Questions on the material:
1/ From the passage on Archean cratons, return the text between "Archean rocks form" and "depths in Australia.", inclusive, copied word for word.
2/ Continue the passage on Archean cratons from its final sentence.

Archean Cratons

Archean rocks form the core of the Australian continent and include the cratonic nuclei of the Yilgarn, Plibara, Gawler, and Kimberly cratons. Archean rocks may also underlie portions of some of the Pro-terozoic basins and orogens, but less is known about the rocks at great depths in Australia.

The Pilbara craton, located in northwestern Australia, contains mainly low- to medium-grade Archean rocks with the metavolcanic and metasedi-mentary rocks confined to relatively narrow belts between broad domal granitoid-gneiss domes typically 50-60 miles (~100 km) in width. Early ideas that the greenstones and metasedimentary rocks were simply deposited on top of older granitoids then later deformed by folding as their density caused them to sink into rheologically soft granitoids have proven to be myths. Detailed structural analysis has shown that the greenstones were emplaced structurally upon the gneissic and granitoid rocks, then deformed several times before the late open folding caused by the doming of the granitoids.

Document layout detection data:
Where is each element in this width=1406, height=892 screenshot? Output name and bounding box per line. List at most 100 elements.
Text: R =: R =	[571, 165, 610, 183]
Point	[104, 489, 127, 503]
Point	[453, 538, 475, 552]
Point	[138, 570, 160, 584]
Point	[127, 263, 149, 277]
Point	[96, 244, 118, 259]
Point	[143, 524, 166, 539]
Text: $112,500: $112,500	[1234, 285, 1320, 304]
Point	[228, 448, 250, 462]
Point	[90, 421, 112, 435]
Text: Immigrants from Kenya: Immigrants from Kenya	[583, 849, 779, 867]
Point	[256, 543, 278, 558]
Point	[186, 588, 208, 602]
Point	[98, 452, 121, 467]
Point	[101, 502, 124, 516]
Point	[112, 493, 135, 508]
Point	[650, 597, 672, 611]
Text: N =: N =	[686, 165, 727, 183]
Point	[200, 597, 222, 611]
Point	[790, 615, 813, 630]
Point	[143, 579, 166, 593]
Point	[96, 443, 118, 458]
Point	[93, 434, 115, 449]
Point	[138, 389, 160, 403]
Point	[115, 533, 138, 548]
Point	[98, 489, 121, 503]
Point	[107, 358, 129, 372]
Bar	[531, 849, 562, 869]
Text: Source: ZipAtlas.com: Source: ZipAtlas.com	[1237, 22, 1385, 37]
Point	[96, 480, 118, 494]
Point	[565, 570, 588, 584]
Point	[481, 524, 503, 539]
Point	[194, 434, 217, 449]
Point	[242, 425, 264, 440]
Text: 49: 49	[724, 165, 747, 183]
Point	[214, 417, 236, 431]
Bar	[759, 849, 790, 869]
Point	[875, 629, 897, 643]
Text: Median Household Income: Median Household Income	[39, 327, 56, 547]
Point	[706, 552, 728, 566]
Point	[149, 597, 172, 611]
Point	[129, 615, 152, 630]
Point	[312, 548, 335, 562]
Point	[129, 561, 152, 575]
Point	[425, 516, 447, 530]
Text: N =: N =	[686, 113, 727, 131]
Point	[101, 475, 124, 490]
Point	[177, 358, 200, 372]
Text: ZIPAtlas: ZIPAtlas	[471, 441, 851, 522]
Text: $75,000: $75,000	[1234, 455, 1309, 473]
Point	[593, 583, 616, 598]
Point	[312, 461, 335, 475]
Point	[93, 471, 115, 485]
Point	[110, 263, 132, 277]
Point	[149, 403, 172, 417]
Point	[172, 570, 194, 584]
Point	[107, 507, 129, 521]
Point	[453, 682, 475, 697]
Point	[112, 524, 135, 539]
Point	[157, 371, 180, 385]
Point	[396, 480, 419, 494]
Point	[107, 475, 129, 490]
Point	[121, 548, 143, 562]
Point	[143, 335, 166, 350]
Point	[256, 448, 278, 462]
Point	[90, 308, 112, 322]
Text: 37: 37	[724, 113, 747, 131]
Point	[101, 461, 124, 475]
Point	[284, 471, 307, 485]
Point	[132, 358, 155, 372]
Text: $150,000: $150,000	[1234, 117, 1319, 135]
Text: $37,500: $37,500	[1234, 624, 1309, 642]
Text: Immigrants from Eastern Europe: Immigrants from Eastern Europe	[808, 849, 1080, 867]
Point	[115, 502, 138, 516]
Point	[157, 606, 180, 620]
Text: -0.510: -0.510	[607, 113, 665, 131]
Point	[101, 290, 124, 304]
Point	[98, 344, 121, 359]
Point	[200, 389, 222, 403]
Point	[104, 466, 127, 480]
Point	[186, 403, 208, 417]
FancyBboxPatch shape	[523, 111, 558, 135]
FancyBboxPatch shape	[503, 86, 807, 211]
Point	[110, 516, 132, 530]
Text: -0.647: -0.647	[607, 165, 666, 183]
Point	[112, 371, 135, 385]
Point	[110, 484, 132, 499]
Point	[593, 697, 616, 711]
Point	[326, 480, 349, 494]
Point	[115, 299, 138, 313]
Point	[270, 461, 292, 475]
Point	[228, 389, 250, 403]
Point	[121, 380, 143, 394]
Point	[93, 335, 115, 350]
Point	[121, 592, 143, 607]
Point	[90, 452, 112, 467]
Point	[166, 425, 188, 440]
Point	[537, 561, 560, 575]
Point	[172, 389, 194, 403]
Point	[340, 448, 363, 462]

Answers for each item:
1/
Archean rocks form the core of the Australian continent and include the cratonic nuclei of the Yilgarn, Plibara, Gawler, and Kimberly cratons. Archean rocks may also underlie portions of some of the Pro-terozoic basins and orogens, but less is known about the rocks at great depths in Australia.

2/
The granitoid rocks of the domal structures are of four basic types: older migmatitic, gneissic and foliated granodiorites, tonalites, and trondhjemites, in turn intruded by coarse-grained porphyritic grano-diorite and then unfoliated post-tectonic granites. The older gneissic rocks range in age from 3.5 to 3.3 billion years, whereas the younger intrusives are between 3.05 and 2.85 billion years old. The domes in the Pilbara are not formed by intrusion-related processes, but rather reflect complex, large-scale folding events. Much of the doming occurred at 3.0-2.95 billion years ago in a cratonwide event.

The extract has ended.